Scan the material below for the string "frac", and copy every line where it shows up.

** begin **

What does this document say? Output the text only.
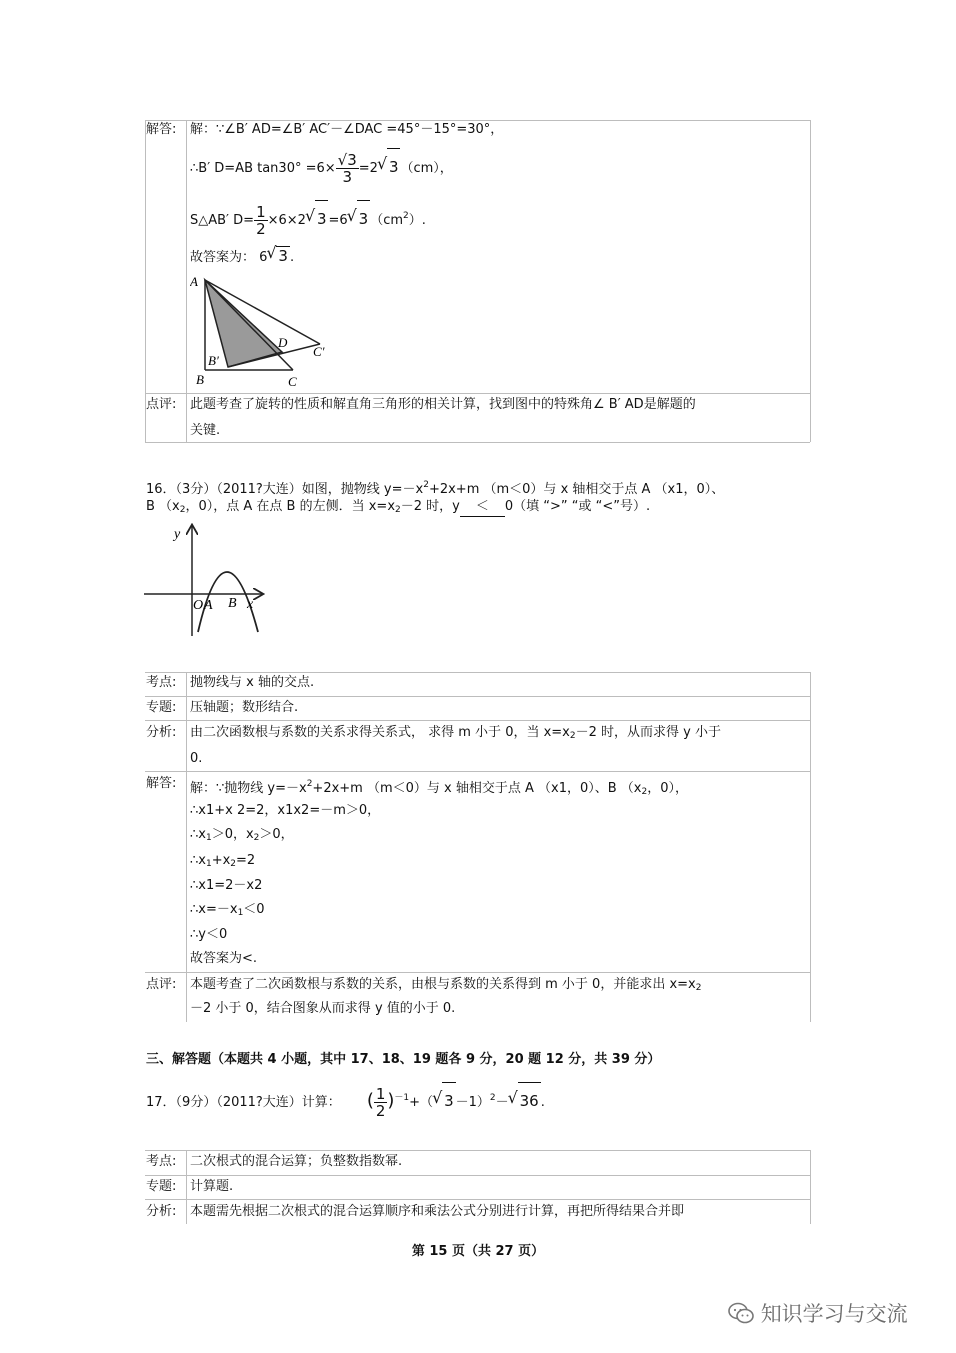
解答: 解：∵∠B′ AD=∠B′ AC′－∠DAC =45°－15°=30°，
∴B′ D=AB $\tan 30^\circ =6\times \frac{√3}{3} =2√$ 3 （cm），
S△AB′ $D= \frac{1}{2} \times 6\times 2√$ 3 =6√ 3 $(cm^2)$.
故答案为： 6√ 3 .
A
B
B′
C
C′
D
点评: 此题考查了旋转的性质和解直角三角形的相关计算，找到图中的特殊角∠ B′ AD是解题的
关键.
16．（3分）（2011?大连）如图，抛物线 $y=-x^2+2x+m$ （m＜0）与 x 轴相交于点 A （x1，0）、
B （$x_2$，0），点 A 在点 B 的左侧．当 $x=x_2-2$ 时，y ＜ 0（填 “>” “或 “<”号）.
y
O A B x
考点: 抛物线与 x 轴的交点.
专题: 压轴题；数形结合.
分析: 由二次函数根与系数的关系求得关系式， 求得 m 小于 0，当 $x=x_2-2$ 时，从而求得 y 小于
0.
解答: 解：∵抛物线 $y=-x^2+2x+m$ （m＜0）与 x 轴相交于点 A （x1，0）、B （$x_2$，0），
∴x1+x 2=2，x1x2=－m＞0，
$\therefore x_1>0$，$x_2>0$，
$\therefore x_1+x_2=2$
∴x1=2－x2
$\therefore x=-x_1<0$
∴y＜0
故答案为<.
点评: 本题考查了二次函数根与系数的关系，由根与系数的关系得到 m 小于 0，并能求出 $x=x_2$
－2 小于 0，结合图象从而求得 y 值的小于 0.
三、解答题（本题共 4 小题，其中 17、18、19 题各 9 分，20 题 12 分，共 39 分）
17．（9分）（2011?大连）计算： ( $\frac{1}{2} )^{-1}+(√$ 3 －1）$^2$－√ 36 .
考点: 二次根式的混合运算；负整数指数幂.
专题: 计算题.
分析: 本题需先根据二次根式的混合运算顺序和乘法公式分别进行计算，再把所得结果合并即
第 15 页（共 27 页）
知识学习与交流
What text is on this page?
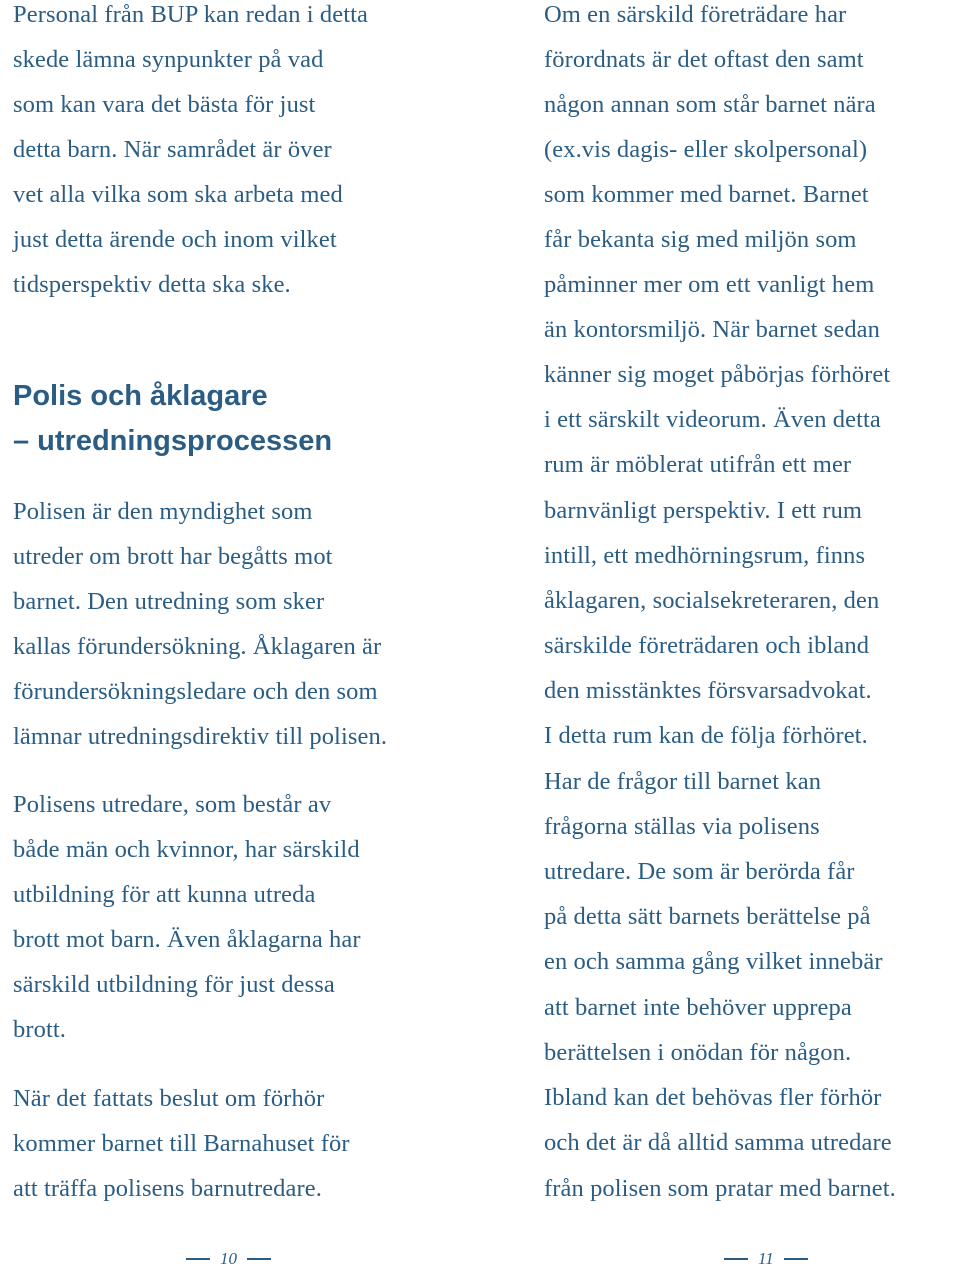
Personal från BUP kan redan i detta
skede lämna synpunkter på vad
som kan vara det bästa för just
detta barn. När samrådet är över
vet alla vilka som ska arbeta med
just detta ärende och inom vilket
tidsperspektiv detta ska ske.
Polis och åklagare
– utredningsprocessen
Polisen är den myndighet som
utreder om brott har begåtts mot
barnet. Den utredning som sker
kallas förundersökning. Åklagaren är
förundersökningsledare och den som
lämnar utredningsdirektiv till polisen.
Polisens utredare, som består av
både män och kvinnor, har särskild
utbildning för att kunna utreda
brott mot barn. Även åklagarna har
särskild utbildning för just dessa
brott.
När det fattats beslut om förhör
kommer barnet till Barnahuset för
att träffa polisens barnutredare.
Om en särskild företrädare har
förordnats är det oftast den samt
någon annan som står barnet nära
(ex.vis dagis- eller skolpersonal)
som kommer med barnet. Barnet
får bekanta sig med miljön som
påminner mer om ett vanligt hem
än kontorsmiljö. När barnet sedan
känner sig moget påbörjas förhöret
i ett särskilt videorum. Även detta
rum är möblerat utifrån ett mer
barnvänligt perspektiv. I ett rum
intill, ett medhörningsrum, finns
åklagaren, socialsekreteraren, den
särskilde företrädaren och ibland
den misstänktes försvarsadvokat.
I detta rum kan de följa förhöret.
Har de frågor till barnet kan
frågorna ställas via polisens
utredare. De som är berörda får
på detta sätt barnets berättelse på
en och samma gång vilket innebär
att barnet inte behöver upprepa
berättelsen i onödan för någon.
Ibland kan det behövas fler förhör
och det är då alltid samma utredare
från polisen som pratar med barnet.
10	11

** end **

**SOLUTION FOR THIS EXERCISE**.
∴B′ D=AB $\tan 30^\circ =6\times \frac{√3}{3} =2√$ 3 （cm），
S△AB′ $D= \frac{1}{2} \times 6\times 2√$ 3 =6√ 3 $(cm^2)$.
17．（9分）（2011?大连）计算： ( $\frac{1}{2} )^{-1}+(√$ 3 －1）$^2$－√ 36 .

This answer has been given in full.